MATERIAL SUPPLIED >>
══════

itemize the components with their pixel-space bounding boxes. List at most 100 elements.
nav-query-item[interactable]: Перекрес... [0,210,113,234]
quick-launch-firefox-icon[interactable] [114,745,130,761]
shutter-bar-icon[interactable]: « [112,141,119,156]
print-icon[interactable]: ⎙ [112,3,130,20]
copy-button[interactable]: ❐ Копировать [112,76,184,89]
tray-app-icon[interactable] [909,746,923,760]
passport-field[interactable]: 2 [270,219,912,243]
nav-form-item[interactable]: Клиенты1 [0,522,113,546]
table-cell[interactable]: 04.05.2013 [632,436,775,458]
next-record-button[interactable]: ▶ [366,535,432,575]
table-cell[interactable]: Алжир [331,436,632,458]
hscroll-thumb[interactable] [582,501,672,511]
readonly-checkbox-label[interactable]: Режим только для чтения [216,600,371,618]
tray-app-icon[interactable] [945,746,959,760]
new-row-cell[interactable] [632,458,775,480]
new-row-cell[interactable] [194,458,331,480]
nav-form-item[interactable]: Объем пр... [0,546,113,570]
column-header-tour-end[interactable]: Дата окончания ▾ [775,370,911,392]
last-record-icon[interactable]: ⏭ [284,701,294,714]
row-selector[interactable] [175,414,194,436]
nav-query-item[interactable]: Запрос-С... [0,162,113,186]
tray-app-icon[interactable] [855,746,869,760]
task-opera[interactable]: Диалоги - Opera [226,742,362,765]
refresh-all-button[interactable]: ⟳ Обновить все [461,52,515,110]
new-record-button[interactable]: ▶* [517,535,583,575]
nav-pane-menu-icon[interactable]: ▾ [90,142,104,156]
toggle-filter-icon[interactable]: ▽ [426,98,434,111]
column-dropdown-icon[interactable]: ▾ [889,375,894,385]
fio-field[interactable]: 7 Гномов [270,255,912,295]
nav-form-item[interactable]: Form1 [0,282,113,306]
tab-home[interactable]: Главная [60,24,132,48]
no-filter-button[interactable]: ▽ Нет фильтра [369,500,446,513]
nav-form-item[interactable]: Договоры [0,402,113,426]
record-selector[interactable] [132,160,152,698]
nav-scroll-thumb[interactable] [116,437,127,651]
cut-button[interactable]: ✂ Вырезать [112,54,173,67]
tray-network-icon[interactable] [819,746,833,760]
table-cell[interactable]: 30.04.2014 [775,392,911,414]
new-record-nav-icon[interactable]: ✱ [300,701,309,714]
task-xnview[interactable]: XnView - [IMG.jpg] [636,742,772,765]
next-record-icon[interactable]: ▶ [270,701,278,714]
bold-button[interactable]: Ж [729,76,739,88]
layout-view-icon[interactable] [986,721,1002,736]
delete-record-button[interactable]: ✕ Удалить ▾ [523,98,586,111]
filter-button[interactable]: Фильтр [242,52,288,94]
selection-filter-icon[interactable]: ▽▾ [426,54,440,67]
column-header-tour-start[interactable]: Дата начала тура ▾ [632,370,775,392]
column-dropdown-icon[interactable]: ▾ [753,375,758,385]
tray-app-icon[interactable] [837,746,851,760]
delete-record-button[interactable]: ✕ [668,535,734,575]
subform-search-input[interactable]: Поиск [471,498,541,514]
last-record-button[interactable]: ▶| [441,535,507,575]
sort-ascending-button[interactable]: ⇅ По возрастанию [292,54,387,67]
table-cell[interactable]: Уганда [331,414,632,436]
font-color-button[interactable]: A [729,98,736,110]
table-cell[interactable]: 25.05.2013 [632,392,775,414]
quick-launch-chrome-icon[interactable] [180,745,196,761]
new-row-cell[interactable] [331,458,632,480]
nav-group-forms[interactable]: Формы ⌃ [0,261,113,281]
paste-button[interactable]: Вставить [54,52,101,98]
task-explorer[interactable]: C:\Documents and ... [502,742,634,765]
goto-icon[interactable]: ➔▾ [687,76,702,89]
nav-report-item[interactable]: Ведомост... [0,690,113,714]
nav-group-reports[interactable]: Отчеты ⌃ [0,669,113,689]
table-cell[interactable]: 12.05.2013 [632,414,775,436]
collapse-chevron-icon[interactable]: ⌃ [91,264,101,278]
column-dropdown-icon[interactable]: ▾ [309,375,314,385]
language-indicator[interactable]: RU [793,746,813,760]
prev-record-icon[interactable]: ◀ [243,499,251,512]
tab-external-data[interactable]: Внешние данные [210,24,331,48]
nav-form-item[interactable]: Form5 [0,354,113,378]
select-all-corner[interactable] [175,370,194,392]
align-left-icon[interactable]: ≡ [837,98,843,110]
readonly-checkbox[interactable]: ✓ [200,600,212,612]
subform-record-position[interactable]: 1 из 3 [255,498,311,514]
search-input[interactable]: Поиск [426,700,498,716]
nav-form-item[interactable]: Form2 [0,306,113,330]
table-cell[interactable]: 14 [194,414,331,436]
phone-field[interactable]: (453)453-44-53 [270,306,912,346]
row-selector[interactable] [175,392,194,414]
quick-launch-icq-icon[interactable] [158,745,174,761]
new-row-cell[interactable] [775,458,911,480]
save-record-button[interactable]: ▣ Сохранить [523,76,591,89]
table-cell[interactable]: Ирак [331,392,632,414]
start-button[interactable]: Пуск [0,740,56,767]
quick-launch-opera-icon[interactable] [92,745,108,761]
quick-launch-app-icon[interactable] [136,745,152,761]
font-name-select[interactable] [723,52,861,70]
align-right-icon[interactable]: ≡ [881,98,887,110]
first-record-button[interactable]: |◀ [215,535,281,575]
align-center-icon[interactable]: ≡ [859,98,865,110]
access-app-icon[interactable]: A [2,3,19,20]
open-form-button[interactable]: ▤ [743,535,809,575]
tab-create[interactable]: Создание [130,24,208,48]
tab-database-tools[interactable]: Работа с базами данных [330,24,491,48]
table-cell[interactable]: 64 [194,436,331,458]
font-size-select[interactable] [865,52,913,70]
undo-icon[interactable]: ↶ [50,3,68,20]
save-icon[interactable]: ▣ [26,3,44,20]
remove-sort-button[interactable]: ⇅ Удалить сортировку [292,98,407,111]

══════

PROBLEM DETAILS >>
In the items above, swap each "table-cell" for "data-cell" and reproduce every line with nothing else changed.

SOLUTION TO THIS PROBLEM >>
itemize the components with their pixel-space bounding boxes. List at most 100 elements.
nav-query-item[interactable]: Перекрес... [0,210,113,234]
quick-launch-firefox-icon[interactable] [114,745,130,761]
shutter-bar-icon[interactable]: « [112,141,119,156]
print-icon[interactable]: ⎙ [112,3,130,20]
copy-button[interactable]: ❐ Копировать [112,76,184,89]
tray-app-icon[interactable] [909,746,923,760]
passport-field[interactable]: 2 [270,219,912,243]
nav-form-item[interactable]: Клиенты1 [0,522,113,546]
data-cell[interactable]: 04.05.2013 [632,436,775,458]
next-record-button[interactable]: ▶ [366,535,432,575]
data-cell[interactable]: Алжир [331,436,632,458]
hscroll-thumb[interactable] [582,501,672,511]
readonly-checkbox-label[interactable]: Режим только для чтения [216,600,371,618]
tray-app-icon[interactable] [945,746,959,760]
new-row-cell[interactable] [632,458,775,480]
new-row-cell[interactable] [194,458,331,480]
nav-form-item[interactable]: Объем пр... [0,546,113,570]
column-header-tour-end[interactable]: Дата окончания ▾ [775,370,911,392]
last-record-icon[interactable]: ⏭ [284,701,294,714]
row-selector[interactable] [175,414,194,436]
nav-query-item[interactable]: Запрос-С... [0,162,113,186]
tray-app-icon[interactable] [855,746,869,760]
task-opera[interactable]: Диалоги - Opera [226,742,362,765]
refresh-all-button[interactable]: ⟳ Обновить все [461,52,515,110]
new-record-button[interactable]: ▶* [517,535,583,575]
nav-pane-menu-icon[interactable]: ▾ [90,142,104,156]
toggle-filter-icon[interactable]: ▽ [426,98,434,111]
column-dropdown-icon[interactable]: ▾ [889,375,894,385]
fio-field[interactable]: 7 Гномов [270,255,912,295]
nav-form-item[interactable]: Form1 [0,282,113,306]
tab-home[interactable]: Главная [60,24,132,48]
no-filter-button[interactable]: ▽ Нет фильтра [369,500,446,513]
nav-form-item[interactable]: Договоры [0,402,113,426]
record-selector[interactable] [132,160,152,698]
nav-scroll-thumb[interactable] [116,437,127,651]
cut-button[interactable]: ✂ Вырезать [112,54,173,67]
tray-network-icon[interactable] [819,746,833,760]
data-cell[interactable]: 30.04.2014 [775,392,911,414]
new-record-nav-icon[interactable]: ✱ [300,701,309,714]
task-xnview[interactable]: XnView - [IMG.jpg] [636,742,772,765]
next-record-icon[interactable]: ▶ [270,701,278,714]
bold-button[interactable]: Ж [729,76,739,88]
layout-view-icon[interactable] [986,721,1002,736]
delete-record-button[interactable]: ✕ Удалить ▾ [523,98,586,111]
filter-button[interactable]: Фильтр [242,52,288,94]
selection-filter-icon[interactable]: ▽▾ [426,54,440,67]
column-header-tour-start[interactable]: Дата начала тура ▾ [632,370,775,392]
column-dropdown-icon[interactable]: ▾ [753,375,758,385]
tray-app-icon[interactable] [837,746,851,760]
delete-record-button[interactable]: ✕ [668,535,734,575]
subform-search-input[interactable]: Поиск [471,498,541,514]
last-record-button[interactable]: ▶| [441,535,507,575]
sort-ascending-button[interactable]: ⇅ По возрастанию [292,54,387,67]
data-cell[interactable]: Уганда [331,414,632,436]
font-color-button[interactable]: A [729,98,736,110]
data-cell[interactable]: 25.05.2013 [632,392,775,414]
quick-launch-chrome-icon[interactable] [180,745,196,761]
new-row-cell[interactable] [331,458,632,480]
nav-group-forms[interactable]: Формы ⌃ [0,261,113,281]
paste-button[interactable]: Вставить [54,52,101,98]
task-explorer[interactable]: C:\Documents and ... [502,742,634,765]
goto-icon[interactable]: ➔▾ [687,76,702,89]
nav-report-item[interactable]: Ведомост... [0,690,113,714]
nav-group-reports[interactable]: Отчеты ⌃ [0,669,113,689]
data-cell[interactable]: 12.05.2013 [632,414,775,436]
collapse-chevron-icon[interactable]: ⌃ [91,264,101,278]
column-dropdown-icon[interactable]: ▾ [309,375,314,385]
language-indicator[interactable]: RU [793,746,813,760]
prev-record-icon[interactable]: ◀ [243,499,251,512]
tab-external-data[interactable]: Внешние данные [210,24,331,48]
nav-form-item[interactable]: Form5 [0,354,113,378]
select-all-corner[interactable] [175,370,194,392]
align-left-icon[interactable]: ≡ [837,98,843,110]
readonly-checkbox[interactable]: ✓ [200,600,212,612]
subform-record-position[interactable]: 1 из 3 [255,498,311,514]
search-input[interactable]: Поиск [426,700,498,716]
nav-form-item[interactable]: Form2 [0,306,113,330]
data-cell[interactable]: 14 [194,414,331,436]
phone-field[interactable]: (453)453-44-53 [270,306,912,346]
row-selector[interactable] [175,392,194,414]
quick-launch-icq-icon[interactable] [158,745,174,761]
new-row-cell[interactable] [775,458,911,480]
save-record-button[interactable]: ▣ Сохранить [523,76,591,89]
data-cell[interactable]: Ирак [331,392,632,414]
start-button[interactable]: Пуск [0,740,56,767]
quick-launch-opera-icon[interactable] [92,745,108,761]
quick-launch-app-icon[interactable] [136,745,152,761]
font-name-select[interactable] [723,52,861,70]
align-right-icon[interactable]: ≡ [881,98,887,110]
first-record-button[interactable]: |◀ [215,535,281,575]
align-center-icon[interactable]: ≡ [859,98,865,110]
access-app-icon[interactable]: A [2,3,19,20]
open-form-button[interactable]: ▤ [743,535,809,575]
tab-create[interactable]: Создание [130,24,208,48]
tab-database-tools[interactable]: Работа с базами данных [330,24,491,48]
data-cell[interactable]: 64 [194,436,331,458]
font-size-select[interactable] [865,52,913,70]
undo-icon[interactable]: ↶ [50,3,68,20]
save-icon[interactable]: ▣ [26,3,44,20]
remove-sort-button[interactable]: ⇅ Удалить сортировку [292,98,407,111]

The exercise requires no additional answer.